[Records for the task start]

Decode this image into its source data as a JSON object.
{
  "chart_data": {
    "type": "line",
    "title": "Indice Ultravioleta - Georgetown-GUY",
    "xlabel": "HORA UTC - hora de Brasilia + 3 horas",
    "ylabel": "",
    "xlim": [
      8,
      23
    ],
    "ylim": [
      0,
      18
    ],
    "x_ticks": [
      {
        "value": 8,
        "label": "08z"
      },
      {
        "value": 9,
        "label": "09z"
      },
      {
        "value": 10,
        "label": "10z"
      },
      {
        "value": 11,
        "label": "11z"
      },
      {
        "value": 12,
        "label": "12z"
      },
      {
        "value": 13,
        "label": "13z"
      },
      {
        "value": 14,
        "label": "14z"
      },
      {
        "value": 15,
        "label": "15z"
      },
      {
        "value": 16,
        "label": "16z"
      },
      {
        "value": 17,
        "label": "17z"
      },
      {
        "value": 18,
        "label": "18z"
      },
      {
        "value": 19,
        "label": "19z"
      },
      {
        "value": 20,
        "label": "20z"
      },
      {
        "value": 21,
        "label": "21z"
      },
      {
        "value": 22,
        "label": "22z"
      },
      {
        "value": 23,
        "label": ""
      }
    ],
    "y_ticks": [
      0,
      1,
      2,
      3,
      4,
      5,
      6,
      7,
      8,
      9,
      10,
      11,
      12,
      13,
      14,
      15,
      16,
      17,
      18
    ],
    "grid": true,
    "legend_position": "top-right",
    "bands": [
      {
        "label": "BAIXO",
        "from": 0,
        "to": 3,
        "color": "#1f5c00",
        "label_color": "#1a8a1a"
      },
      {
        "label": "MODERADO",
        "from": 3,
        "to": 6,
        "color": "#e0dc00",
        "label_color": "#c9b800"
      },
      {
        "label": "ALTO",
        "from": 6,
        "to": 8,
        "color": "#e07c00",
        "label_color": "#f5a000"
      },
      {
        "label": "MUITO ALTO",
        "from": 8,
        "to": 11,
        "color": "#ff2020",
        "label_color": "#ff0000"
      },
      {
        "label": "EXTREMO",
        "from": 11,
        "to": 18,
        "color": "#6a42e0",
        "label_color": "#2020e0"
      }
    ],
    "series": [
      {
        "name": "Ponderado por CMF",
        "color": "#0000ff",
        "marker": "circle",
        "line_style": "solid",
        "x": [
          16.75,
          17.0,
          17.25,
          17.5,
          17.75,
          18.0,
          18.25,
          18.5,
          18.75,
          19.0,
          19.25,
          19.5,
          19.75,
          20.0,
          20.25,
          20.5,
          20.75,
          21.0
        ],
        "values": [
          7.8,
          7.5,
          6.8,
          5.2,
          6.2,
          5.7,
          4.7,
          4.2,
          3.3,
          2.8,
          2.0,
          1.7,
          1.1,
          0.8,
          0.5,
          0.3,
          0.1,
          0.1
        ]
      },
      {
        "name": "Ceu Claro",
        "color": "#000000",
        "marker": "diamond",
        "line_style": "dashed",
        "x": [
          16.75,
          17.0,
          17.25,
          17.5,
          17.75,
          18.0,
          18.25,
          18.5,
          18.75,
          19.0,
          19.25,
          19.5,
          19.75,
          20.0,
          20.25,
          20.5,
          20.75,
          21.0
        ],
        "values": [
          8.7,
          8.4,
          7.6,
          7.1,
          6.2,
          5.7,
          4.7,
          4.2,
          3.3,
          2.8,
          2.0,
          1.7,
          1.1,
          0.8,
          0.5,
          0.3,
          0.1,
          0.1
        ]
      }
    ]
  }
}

[Records for the task end]

Stated task:
Go through the records above and retype each one exactly.

Output below:
Decode this image into its source data as a JSON object.
{
  "chart_data": {
    "type": "line",
    "title": "Indice Ultravioleta - Georgetown-GUY",
    "xlabel": "HORA UTC - hora de Brasilia + 3 horas",
    "ylabel": "",
    "xlim": [
      8,
      23
    ],
    "ylim": [
      0,
      18
    ],
    "x_ticks": [
      {
        "value": 8,
        "label": "08z"
      },
      {
        "value": 9,
        "label": "09z"
      },
      {
        "value": 10,
        "label": "10z"
      },
      {
        "value": 11,
        "label": "11z"
      },
      {
        "value": 12,
        "label": "12z"
      },
      {
        "value": 13,
        "label": "13z"
      },
      {
        "value": 14,
        "label": "14z"
      },
      {
        "value": 15,
        "label": "15z"
      },
      {
        "value": 16,
        "label": "16z"
      },
      {
        "value": 17,
        "label": "17z"
      },
      {
        "value": 18,
        "label": "18z"
      },
      {
        "value": 19,
        "label": "19z"
      },
      {
        "value": 20,
        "label": "20z"
      },
      {
        "value": 21,
        "label": "21z"
      },
      {
        "value": 22,
        "label": "22z"
      },
      {
        "value": 23,
        "label": ""
      }
    ],
    "y_ticks": [
      0,
      1,
      2,
      3,
      4,
      5,
      6,
      7,
      8,
      9,
      10,
      11,
      12,
      13,
      14,
      15,
      16,
      17,
      18
    ],
    "grid": true,
    "legend_position": "top-right",
    "bands": [
      {
        "label": "BAIXO",
        "from": 0,
        "to": 3,
        "color": "#1f5c00",
        "label_color": "#1a8a1a"
      },
      {
        "label": "MODERADO",
        "from": 3,
        "to": 6,
        "color": "#e0dc00",
        "label_color": "#c9b800"
      },
      {
        "label": "ALTO",
        "from": 6,
        "to": 8,
        "color": "#e07c00",
        "label_color": "#f5a000"
      },
      {
        "label": "MUITO ALTO",
        "from": 8,
        "to": 11,
        "color": "#ff2020",
        "label_color": "#ff0000"
      },
      {
        "label": "EXTREMO",
        "from": 11,
        "to": 18,
        "color": "#6a42e0",
        "label_color": "#2020e0"
      }
    ],
    "series": [
      {
        "name": "Ponderado por CMF",
        "color": "#0000ff",
        "marker": "circle",
        "line_style": "solid",
        "x": [
          16.75,
          17.0,
          17.25,
          17.5,
          17.75,
          18.0,
          18.25,
          18.5,
          18.75,
          19.0,
          19.25,
          19.5,
          19.75,
          20.0,
          20.25,
          20.5,
          20.75,
          21.0
        ],
        "values": [
          7.8,
          7.5,
          6.8,
          5.2,
          6.2,
          5.7,
          4.7,
          4.2,
          3.3,
          2.8,
          2.0,
          1.7,
          1.1,
          0.8,
          0.5,
          0.3,
          0.1,
          0.1
        ]
      },
      {
        "name": "Ceu Claro",
        "color": "#000000",
        "marker": "diamond",
        "line_style": "dashed",
        "x": [
          16.75,
          17.0,
          17.25,
          17.5,
          17.75,
          18.0,
          18.25,
          18.5,
          18.75,
          19.0,
          19.25,
          19.5,
          19.75,
          20.0,
          20.25,
          20.5,
          20.75,
          21.0
        ],
        "values": [
          8.7,
          8.4,
          7.6,
          7.1,
          6.2,
          5.7,
          4.7,
          4.2,
          3.3,
          2.8,
          2.0,
          1.7,
          1.1,
          0.8,
          0.5,
          0.3,
          0.1,
          0.1
        ]
      }
    ]
  }
}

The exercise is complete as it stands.